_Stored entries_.

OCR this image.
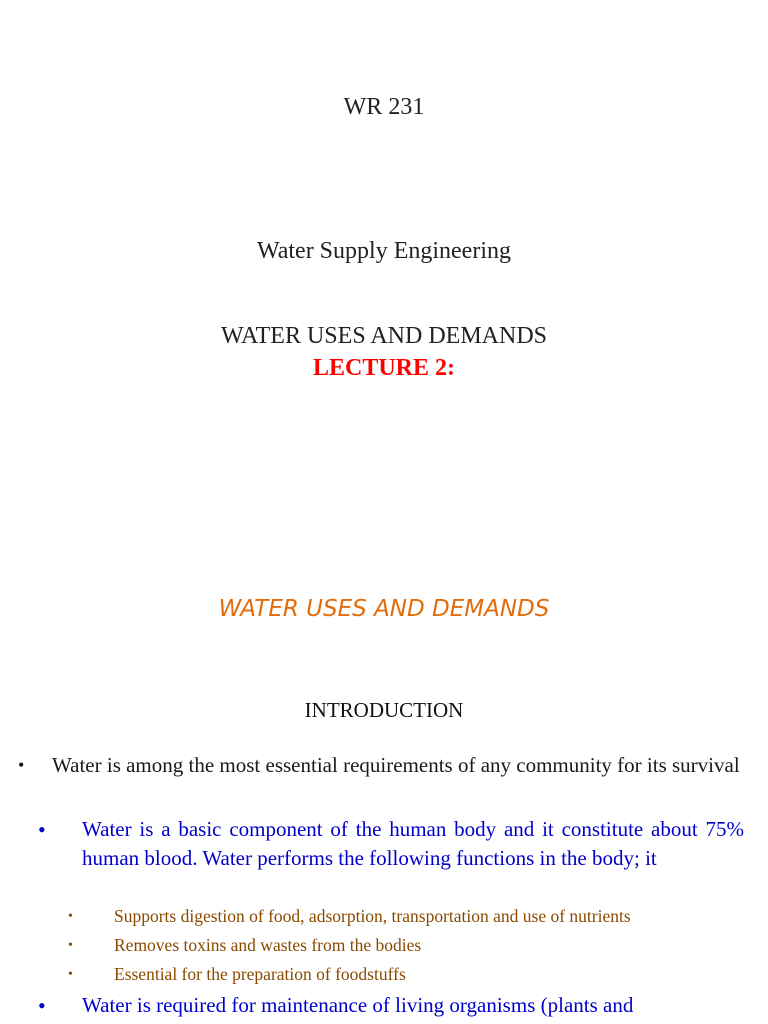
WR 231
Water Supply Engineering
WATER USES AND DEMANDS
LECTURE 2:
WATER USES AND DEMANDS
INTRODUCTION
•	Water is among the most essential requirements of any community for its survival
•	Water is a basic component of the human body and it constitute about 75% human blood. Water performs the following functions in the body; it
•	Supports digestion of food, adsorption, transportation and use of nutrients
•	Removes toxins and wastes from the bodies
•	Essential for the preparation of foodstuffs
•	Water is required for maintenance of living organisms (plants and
==
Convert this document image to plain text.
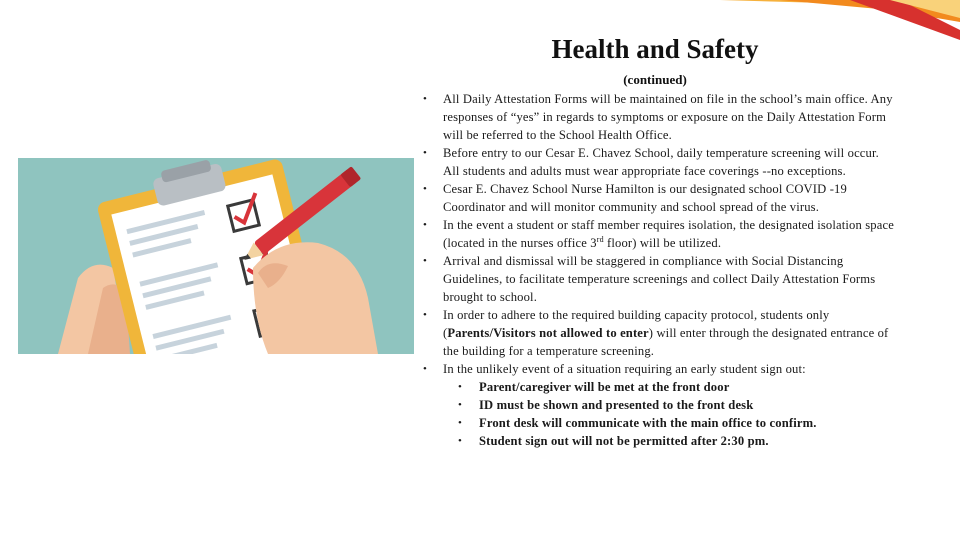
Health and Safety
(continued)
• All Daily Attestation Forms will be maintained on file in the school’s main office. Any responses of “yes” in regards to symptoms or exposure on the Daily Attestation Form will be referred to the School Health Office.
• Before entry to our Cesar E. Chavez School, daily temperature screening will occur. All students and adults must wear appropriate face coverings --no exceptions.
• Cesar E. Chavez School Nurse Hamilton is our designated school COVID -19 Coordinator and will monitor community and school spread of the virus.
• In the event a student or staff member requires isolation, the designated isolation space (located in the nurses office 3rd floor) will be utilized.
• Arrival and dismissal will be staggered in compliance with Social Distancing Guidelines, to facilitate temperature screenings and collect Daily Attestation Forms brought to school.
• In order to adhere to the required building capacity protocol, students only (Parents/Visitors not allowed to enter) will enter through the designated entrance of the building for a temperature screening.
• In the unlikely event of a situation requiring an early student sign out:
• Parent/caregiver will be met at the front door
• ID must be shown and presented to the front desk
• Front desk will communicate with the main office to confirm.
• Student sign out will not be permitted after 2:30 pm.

_Task instructions_. Would you copy out each line of the records above where the word "Cesar" occurs?

_Reply to the task_.
• Before entry to our Cesar E. Chavez School, daily temperature screening will occur. All students and adults must wear appropriate face coverings --no exceptions.
• Cesar E. Chavez School Nurse Hamilton is our designated school COVID -19 Coordinator and will monitor community and school spread of the virus.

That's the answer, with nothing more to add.